#### Document section
######

Since the first concept was based on the ” CLASSIFIER:” rule, there is a need to use a different algorithm to form the second concept. So, it was decided to use the rule “Concept_Rule:” which allows operating with a Boolean algebra for search combinations. The specific algorithm that was used includes the following mechanics:
CONCEPT_RULE:(OR,”_c”,”_c”, “_c”,”_c”,”_c”,”_c”, “_c”, “_c”)
In this case, “OR” is used as a Boolean operator, which is the logic that means that all the codes listed below will match if at least one of them occurs in the text. The algorithm also uses the “@” symbol, which allows you to get the designated words in any form of English if any. For example, “good” is converted to “better.”.
The total number of matches found was 2188 out of 3150 (69.5%), which at first glance indicates a much higher number of positive consumer reviews than negative ones. It is necessary to investigate the presence of each of the terms as part of this algorithm (case is not important):
- Easy = 318
- Great = 661
- Love = 828
- Happy = 57
- Amazing = 81
- Good = 249
- Awesome = 78
- Like = 435
One can see that most of the reviews contain the words “love” and “great,” which allows us to characterize consumers’ feelings about Alexa’s product line in a favorable way. However, it is worth clarifying that not all of the 2,188 matches actually contain positive reviews (although most do). For example, the use of the “like” code could have been used in a negative way, as shown in the example review from the screenshot below. Meanwhile, the word “like” could have been used in the meaning of comparison or “as,” which also creates limitations to the useful output.
Categorical Analysis
Category: Correction
Categories are a narrower set than concepts because they ultimately create conditions for testing a statement for truth or falsity using ordinary logic. The first category uses the “NOT” operator, which allows you to exclude an argument from a rendition. The point of such a tool is to study the issuance of positive reviews, which will be devoid of negative evaluations. For this reason, the following algorithm is used:
(AND, (AND, (AND, (AND, (AND, (AND, (AND, (OR, “Easy”, “Great”, “Happy”, “Amazing”, “Good”, “Awesome”, “Love”), (NOT, “Bad”)), (NOT, “Poor”)), (NOT, “Worse”)), (NOT, “Inferior”)), (NOT, “Wrong”)), (NOT, “Awful”)), (NOT, “Sad”)), (NOT, “Negative”))
Notice that the output became expectedly smaller because all negative words were excluded from it using an algorithm that allows finding (AND) any (OR) of the positive words in such reviews, which would exclude (NOT) negative words. Note that the word “Like” was not added to this output, as it could have been used in different contexts, which would have distorted the results. Now one can be sure that every review found contains only positive items, which means that this category served as a text filter.
Category: Competition
Competitive analysis is essential for business, so exploring the output that would inform about the presence of specific competitive devices among the reviews is appropriate. It is suggested to use a simple operator, “OR,” which allows getting only such reviews in which at least one of the designated codes occurs. The specific form of such an algorithm is as follows:
(OR, “Google@”, “Apple@”, “Siri@”, “HomePod@”)
Only the specified codes were chosen for analysis, although they do not represent the entire global set of voice assistants and brands. Again, the “@” symbol indicates that any form of the designated code can be used. The final output size was 74, which is how often respondents referred to competitors in their reviews. It is worth clarifying that the presence of competitors does not mean negative feedback, as the use of comparison can favor Amazon.

######

In the excerpt on consumer review analysis, which words does the algorithm for the "Correction" category exclude with the "NOT" operator? List all of them. The entries after this point are separate material, unconnected to the excerpt on consumer review analysis.

######

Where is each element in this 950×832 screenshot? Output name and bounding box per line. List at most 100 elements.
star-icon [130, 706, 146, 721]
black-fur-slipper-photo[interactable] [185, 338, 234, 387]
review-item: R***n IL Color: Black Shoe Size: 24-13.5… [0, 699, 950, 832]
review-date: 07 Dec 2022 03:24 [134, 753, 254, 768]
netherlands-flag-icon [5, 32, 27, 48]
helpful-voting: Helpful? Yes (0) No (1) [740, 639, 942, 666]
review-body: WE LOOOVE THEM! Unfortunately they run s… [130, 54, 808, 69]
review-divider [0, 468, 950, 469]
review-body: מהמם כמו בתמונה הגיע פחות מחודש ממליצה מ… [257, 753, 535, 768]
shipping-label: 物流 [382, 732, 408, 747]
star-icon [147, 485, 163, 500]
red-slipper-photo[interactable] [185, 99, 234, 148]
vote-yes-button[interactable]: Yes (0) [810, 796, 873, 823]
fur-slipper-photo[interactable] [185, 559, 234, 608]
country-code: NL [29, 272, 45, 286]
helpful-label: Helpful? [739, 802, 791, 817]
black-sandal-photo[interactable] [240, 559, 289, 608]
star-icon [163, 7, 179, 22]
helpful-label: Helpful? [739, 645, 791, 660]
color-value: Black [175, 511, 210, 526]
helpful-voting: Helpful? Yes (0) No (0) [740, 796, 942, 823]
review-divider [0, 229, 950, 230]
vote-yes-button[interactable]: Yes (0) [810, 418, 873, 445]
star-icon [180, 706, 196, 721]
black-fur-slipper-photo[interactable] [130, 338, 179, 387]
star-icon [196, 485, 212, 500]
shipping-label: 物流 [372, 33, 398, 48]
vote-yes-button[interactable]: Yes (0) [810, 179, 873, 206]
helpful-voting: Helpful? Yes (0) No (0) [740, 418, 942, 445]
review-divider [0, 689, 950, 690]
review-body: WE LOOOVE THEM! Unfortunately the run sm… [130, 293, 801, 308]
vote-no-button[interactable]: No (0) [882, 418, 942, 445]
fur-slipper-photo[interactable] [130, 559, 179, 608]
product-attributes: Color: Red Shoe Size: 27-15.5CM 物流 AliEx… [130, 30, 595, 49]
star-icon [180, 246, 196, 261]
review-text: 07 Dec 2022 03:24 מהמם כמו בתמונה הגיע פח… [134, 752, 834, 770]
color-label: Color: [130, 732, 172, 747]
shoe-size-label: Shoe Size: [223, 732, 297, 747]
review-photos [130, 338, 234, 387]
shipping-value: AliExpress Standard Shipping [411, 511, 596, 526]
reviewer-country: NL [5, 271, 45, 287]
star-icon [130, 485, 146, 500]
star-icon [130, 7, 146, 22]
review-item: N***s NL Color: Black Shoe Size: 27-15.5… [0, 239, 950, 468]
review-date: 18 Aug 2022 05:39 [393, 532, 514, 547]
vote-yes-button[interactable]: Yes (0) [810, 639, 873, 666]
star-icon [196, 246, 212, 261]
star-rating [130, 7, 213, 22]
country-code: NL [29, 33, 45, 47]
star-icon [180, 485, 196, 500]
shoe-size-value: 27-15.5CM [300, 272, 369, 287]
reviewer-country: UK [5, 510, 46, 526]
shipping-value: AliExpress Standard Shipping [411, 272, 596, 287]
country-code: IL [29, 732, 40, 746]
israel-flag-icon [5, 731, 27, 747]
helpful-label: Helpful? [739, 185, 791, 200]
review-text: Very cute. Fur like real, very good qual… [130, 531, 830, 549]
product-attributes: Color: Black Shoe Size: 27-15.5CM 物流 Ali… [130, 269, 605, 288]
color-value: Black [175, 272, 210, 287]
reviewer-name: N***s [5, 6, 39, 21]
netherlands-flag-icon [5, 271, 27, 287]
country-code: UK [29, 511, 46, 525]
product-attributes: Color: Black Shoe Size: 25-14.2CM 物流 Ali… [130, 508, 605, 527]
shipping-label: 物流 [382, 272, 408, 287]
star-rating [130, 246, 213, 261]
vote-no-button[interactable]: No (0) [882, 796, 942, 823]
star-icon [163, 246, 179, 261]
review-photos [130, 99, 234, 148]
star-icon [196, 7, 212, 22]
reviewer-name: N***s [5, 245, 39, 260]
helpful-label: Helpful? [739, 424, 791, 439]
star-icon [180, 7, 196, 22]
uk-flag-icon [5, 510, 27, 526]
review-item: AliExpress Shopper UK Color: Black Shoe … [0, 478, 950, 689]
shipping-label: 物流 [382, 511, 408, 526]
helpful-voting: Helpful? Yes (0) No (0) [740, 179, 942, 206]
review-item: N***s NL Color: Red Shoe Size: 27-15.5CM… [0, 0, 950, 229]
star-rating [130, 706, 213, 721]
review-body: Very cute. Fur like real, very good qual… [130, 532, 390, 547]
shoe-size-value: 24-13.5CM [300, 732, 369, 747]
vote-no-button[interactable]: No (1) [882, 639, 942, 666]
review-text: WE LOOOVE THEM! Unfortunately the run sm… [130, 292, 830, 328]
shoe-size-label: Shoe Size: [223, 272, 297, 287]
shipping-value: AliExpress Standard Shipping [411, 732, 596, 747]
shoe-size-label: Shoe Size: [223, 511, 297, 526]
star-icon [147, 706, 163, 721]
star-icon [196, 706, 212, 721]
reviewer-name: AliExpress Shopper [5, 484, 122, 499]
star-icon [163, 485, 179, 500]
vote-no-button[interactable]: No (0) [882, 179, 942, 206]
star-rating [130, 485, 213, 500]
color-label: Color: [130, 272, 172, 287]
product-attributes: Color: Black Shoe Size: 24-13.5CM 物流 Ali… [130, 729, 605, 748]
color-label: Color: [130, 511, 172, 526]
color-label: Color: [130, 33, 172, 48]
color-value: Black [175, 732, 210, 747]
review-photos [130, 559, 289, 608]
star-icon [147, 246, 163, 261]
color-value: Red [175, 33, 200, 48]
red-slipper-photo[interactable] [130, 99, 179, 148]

######

#### Exercise response
Bad, Poor, Worse, Inferior, Wrong, Awful, Sad, Negative